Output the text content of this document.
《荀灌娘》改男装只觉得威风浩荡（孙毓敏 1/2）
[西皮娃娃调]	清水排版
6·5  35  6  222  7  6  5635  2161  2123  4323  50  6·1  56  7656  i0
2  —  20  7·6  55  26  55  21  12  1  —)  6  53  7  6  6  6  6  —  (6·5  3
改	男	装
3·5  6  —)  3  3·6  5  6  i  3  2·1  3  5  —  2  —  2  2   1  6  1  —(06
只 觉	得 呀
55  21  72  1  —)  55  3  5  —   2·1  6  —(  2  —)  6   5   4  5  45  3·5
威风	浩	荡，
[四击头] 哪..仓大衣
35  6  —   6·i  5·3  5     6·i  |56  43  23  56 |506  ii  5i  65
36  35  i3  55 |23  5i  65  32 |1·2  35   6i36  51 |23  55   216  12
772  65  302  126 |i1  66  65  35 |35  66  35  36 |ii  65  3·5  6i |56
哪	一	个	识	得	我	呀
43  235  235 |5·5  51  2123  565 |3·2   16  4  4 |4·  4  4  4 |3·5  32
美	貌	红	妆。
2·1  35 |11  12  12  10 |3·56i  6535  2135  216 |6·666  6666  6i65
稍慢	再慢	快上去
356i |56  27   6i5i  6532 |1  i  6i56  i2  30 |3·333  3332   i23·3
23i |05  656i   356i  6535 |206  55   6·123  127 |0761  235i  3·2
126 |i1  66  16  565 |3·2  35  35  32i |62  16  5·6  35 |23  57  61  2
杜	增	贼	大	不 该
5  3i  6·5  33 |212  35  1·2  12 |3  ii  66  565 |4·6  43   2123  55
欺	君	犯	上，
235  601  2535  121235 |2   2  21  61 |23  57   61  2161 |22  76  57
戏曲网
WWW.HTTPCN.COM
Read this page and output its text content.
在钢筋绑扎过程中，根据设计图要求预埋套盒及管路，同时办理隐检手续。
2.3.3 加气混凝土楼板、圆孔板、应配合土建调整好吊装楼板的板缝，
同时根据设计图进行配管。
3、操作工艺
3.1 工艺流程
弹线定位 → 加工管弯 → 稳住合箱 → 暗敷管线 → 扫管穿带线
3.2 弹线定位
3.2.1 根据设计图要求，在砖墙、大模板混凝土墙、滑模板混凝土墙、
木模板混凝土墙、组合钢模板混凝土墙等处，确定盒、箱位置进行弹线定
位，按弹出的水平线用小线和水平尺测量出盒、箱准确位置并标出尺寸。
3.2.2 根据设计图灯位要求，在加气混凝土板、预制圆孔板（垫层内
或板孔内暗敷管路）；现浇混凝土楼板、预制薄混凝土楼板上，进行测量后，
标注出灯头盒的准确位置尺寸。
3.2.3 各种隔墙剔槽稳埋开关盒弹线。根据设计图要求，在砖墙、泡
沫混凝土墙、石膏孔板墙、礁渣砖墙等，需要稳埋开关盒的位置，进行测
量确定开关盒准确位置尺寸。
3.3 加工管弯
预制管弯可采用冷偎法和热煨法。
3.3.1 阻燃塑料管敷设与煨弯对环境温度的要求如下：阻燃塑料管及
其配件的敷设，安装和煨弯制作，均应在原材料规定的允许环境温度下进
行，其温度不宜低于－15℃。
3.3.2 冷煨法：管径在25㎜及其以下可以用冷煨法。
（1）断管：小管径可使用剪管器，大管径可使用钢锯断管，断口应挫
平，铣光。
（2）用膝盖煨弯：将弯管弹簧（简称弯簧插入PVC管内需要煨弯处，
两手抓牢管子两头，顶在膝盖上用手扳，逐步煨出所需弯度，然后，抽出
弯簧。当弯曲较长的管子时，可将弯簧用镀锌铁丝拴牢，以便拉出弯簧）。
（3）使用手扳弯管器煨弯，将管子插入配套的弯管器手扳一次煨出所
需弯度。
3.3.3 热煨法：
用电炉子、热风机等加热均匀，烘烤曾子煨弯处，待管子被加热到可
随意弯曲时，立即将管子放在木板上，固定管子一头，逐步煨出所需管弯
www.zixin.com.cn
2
┄┄┄┄┄┄┄┄┄┄┄┄┄┄┄┄┄┄┄┄
• [What the task requires]: Return every line in the listing that contains the word "text".

• [Result]:
Output the text content of this document.
Read this page and output its text content.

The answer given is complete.